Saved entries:
-=-=-

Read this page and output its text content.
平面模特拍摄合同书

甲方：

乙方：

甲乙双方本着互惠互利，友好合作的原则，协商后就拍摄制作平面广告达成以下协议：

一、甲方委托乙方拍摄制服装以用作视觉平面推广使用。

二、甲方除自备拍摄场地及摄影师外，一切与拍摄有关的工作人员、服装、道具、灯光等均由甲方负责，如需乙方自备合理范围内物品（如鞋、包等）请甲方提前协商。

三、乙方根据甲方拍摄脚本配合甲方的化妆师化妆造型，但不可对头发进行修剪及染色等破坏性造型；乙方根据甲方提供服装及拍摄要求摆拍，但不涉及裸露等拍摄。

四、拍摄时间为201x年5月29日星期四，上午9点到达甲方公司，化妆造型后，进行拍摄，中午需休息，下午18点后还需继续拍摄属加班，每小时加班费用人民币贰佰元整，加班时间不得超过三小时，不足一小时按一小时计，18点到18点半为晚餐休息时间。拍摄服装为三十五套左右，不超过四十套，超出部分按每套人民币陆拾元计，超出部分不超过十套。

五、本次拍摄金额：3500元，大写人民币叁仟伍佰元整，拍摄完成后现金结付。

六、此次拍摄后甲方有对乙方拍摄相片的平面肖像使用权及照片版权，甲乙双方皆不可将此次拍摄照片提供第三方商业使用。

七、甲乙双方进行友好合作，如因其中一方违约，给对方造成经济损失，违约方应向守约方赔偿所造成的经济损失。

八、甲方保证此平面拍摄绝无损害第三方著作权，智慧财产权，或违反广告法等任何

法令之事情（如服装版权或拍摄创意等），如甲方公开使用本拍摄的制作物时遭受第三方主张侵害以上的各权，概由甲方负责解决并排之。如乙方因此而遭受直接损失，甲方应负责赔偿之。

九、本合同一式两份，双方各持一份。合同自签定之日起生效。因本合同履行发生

-=-=-

◆ **REQUIRED WORK**:
The records above should be returned exactly.

◆ **ANSWER TO THIS EXERCISE**:
Read this page and output its text content.
平面模特拍摄合同书

甲方：

乙方：

甲乙双方本着互惠互利，友好合作的原则，协商后就拍摄制作平面广告达成以下协议：

一、甲方委托乙方拍摄制服装以用作视觉平面推广使用。

二、甲方除自备拍摄场地及摄影师外，一切与拍摄有关的工作人员、服装、道具、灯光等均由甲方负责，如需乙方自备合理范围内物品（如鞋、包等）请甲方提前协商。

三、乙方根据甲方拍摄脚本配合甲方的化妆师化妆造型，但不可对头发进行修剪及染色等破坏性造型；乙方根据甲方提供服装及拍摄要求摆拍，但不涉及裸露等拍摄。

四、拍摄时间为201x年5月29日星期四，上午9点到达甲方公司，化妆造型后，进行拍摄，中午需休息，下午18点后还需继续拍摄属加班，每小时加班费用人民币贰佰元整，加班时间不得超过三小时，不足一小时按一小时计，18点到18点半为晚餐休息时间。拍摄服装为三十五套左右，不超过四十套，超出部分按每套人民币陆拾元计，超出部分不超过十套。

五、本次拍摄金额：3500元，大写人民币叁仟伍佰元整，拍摄完成后现金结付。

六、此次拍摄后甲方有对乙方拍摄相片的平面肖像使用权及照片版权，甲乙双方皆不可将此次拍摄照片提供第三方商业使用。

七、甲乙双方进行友好合作，如因其中一方违约，给对方造成经济损失，违约方应向守约方赔偿所造成的经济损失。

八、甲方保证此平面拍摄绝无损害第三方著作权，智慧财产权，或违反广告法等任何

法令之事情（如服装版权或拍摄创意等），如甲方公开使用本拍摄的制作物时遭受第三方主张侵害以上的各权，概由甲方负责解决并排之。如乙方因此而遭受直接损失，甲方应负责赔偿之。

九、本合同一式两份，双方各持一份。合同自签定之日起生效。因本合同履行发生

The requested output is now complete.